------ MATERIAL FOR THIS TASK
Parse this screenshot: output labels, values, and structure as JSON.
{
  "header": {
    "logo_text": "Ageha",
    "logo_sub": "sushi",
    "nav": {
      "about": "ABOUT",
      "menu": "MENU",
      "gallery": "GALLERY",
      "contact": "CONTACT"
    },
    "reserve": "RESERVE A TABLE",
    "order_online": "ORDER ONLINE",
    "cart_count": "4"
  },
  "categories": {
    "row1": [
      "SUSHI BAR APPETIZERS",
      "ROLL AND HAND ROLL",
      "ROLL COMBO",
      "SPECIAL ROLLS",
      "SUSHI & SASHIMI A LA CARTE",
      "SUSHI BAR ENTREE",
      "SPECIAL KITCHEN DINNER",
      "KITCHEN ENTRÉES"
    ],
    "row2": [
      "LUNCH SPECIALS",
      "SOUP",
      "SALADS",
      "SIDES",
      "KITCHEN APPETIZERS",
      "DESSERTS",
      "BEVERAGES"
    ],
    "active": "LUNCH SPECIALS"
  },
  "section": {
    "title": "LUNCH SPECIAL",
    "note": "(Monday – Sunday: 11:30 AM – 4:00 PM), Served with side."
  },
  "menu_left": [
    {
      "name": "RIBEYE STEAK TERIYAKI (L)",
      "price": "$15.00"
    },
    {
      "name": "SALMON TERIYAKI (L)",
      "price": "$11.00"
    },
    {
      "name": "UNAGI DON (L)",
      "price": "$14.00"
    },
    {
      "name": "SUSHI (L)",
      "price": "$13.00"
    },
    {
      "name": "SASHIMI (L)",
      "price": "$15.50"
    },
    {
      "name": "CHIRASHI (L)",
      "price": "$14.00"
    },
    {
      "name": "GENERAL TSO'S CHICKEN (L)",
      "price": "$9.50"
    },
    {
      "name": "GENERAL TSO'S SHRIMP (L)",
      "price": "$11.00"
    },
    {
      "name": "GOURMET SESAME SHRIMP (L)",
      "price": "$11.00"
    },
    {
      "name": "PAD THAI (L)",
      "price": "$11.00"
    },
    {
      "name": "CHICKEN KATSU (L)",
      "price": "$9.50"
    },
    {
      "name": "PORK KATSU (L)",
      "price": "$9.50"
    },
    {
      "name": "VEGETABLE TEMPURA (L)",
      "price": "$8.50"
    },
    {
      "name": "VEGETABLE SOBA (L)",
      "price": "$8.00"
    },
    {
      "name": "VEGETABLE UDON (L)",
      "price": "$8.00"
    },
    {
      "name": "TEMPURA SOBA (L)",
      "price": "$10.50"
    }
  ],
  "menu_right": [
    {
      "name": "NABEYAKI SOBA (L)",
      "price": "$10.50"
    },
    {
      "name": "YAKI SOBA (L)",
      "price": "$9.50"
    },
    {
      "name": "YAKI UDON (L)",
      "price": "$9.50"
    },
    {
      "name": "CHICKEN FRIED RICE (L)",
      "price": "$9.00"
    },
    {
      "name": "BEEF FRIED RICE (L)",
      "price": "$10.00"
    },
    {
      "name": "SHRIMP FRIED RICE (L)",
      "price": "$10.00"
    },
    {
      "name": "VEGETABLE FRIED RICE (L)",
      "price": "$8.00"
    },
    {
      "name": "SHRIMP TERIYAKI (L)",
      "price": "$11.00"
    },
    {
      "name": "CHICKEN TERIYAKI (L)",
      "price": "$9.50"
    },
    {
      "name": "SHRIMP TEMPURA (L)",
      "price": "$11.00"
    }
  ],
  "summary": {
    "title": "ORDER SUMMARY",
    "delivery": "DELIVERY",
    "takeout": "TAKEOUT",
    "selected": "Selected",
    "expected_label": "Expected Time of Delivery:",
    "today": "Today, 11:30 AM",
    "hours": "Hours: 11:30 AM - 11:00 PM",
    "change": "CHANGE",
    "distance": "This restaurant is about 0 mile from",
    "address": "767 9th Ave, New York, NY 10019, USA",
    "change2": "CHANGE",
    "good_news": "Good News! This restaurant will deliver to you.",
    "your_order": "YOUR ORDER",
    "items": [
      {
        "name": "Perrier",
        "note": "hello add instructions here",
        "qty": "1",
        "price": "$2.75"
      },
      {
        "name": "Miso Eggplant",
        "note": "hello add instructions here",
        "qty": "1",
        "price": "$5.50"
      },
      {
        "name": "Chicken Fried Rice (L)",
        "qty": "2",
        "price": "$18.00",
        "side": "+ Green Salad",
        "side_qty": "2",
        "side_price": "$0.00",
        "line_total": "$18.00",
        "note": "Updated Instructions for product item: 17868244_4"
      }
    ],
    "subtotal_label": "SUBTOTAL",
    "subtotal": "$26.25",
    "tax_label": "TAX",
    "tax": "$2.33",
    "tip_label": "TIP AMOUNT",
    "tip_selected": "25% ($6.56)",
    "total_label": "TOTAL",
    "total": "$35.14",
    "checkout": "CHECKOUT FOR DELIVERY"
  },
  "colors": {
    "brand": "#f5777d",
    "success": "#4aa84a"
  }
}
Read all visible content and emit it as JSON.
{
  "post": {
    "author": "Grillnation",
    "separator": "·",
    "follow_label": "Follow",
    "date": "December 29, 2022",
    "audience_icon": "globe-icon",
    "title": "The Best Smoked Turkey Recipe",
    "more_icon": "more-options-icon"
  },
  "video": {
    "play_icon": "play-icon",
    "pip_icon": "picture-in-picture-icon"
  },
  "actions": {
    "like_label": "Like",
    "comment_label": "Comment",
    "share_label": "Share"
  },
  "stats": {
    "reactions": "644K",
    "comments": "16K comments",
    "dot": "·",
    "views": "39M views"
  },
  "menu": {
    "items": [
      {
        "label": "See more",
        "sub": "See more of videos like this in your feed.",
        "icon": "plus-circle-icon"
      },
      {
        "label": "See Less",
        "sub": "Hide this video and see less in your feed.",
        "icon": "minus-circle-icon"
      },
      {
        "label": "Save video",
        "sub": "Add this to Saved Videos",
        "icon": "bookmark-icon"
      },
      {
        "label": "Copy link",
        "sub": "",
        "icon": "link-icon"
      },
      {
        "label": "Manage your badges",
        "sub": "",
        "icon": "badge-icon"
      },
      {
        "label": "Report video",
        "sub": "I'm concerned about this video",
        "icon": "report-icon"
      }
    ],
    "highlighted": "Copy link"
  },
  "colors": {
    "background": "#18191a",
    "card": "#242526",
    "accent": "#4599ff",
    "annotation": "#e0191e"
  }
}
------------
WHAT IS ASKED – Go through the records. Copy each line where "SHRIMP" appears.

RESPONSE TO THE EXERCISE –
      "name": "GENERAL TSO'S SHRIMP (L)",
      "name": "GOURMET SESAME SHRIMP (L)",
      "name": "SHRIMP FRIED RICE (L)",
      "name": "SHRIMP TERIYAKI (L)",
      "name": "SHRIMP TEMPURA (L)",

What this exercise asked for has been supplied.